- [What you should do] Where a line of the material contains the string "Cornelis", copy that line.

- [Given entries]
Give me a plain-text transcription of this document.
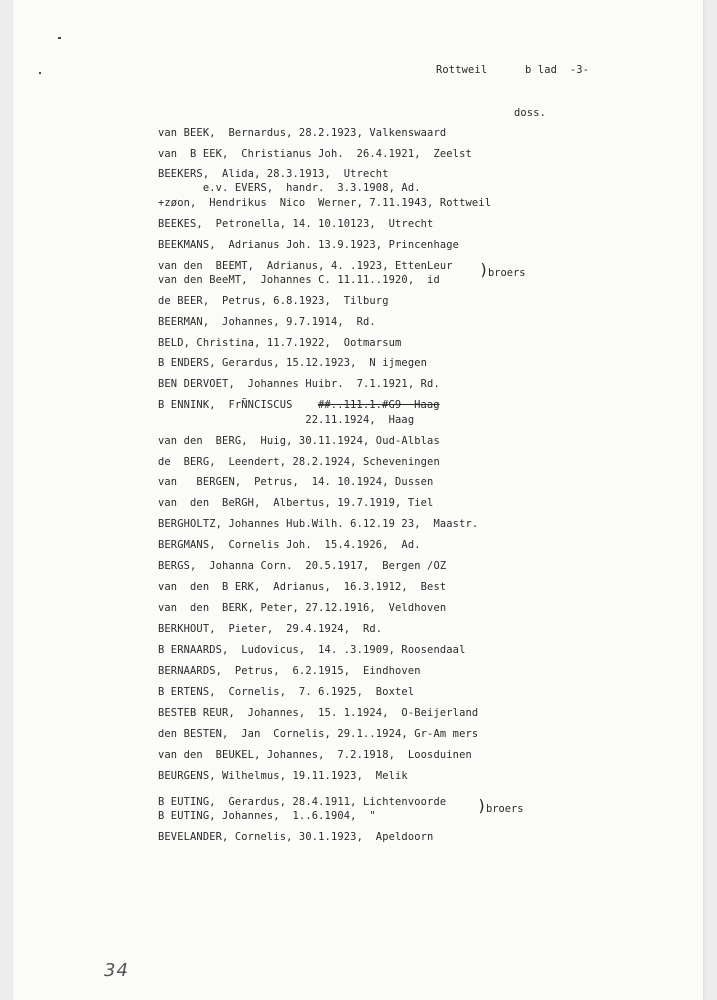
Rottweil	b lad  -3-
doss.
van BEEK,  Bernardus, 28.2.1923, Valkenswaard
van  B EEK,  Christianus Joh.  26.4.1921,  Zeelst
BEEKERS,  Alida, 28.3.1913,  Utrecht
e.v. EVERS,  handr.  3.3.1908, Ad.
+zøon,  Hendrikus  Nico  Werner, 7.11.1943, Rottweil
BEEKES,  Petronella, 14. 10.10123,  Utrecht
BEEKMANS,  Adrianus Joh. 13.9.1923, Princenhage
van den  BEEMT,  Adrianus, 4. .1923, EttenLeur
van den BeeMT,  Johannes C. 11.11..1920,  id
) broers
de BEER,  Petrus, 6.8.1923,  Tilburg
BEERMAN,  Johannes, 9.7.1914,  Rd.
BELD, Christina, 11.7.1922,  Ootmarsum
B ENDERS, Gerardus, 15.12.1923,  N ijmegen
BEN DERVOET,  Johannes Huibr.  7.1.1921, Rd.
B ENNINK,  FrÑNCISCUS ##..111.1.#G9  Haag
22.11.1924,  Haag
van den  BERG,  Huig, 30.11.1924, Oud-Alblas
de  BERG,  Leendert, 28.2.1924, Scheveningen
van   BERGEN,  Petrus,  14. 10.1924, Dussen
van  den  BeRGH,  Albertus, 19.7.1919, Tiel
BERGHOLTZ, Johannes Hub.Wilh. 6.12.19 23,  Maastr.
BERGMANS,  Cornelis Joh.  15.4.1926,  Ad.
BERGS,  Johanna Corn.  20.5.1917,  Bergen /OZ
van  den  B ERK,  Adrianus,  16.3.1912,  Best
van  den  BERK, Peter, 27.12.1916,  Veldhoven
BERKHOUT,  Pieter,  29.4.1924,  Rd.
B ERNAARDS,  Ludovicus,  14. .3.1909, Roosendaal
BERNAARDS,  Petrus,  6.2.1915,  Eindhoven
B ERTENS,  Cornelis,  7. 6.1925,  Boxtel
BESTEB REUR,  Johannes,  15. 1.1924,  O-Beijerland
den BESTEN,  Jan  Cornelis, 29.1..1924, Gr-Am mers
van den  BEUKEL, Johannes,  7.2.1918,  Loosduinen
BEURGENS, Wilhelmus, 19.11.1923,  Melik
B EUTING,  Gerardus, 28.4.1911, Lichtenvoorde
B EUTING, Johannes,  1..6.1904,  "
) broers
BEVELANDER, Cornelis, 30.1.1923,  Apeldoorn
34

---

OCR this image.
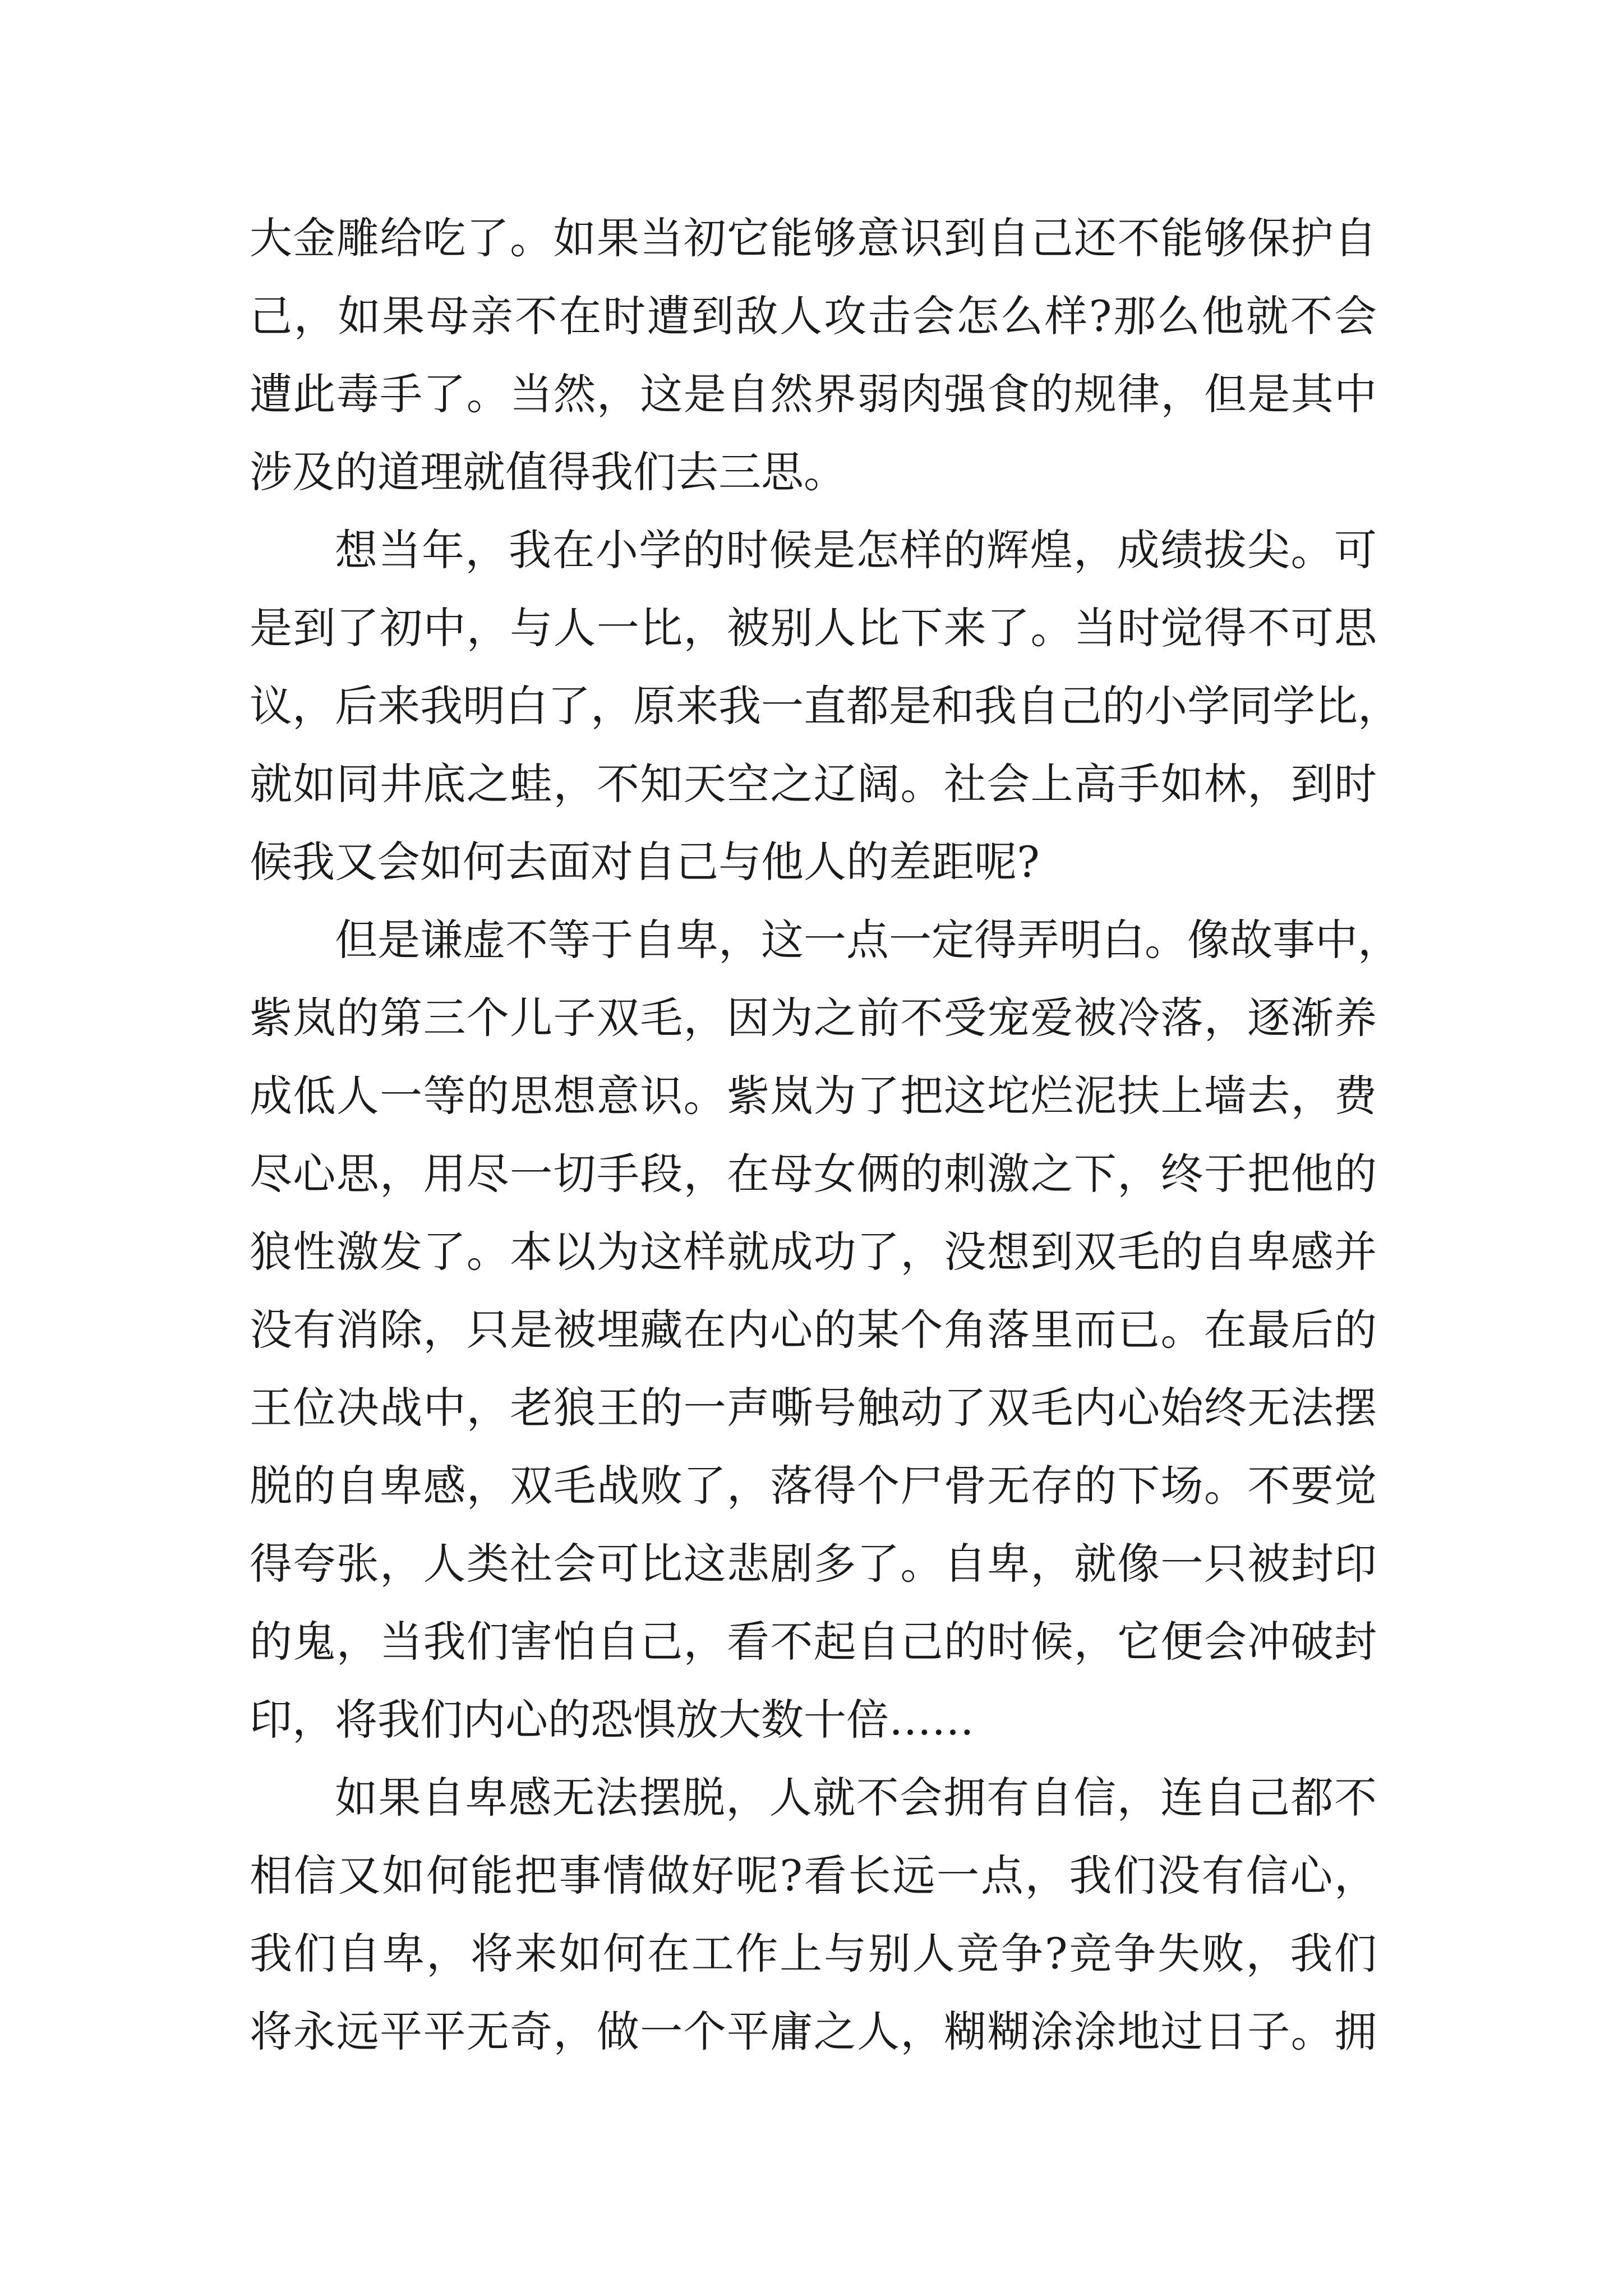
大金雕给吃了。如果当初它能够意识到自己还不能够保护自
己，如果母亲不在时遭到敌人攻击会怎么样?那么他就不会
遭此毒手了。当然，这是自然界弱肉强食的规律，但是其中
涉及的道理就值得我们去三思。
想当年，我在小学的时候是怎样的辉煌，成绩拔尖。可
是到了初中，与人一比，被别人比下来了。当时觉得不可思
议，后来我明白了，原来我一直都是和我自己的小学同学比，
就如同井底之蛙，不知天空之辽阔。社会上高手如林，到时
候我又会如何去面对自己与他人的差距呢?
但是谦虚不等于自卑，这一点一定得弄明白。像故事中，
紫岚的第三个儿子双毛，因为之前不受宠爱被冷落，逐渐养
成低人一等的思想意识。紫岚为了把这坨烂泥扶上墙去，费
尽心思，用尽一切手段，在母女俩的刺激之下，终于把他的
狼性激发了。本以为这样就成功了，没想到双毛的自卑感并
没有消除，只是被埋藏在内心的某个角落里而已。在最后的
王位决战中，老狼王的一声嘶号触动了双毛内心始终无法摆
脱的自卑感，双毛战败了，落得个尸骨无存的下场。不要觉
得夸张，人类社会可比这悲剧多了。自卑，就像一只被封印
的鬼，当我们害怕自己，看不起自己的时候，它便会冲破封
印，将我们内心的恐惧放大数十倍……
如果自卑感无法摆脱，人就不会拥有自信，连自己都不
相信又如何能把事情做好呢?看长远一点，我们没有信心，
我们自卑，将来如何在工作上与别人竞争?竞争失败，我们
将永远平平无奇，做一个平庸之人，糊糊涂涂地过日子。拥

- [Solution below]
BERGMANS,  Cornelis Joh.  15.4.1926,  Ad.
B ERTENS,  Cornelis,  7. 6.1925,  Boxtel
den BESTEN,  Jan  Cornelis, 29.1..1924, Gr-Am mers
BEVELANDER, Cornelis, 30.1.1923,  Apeldoorn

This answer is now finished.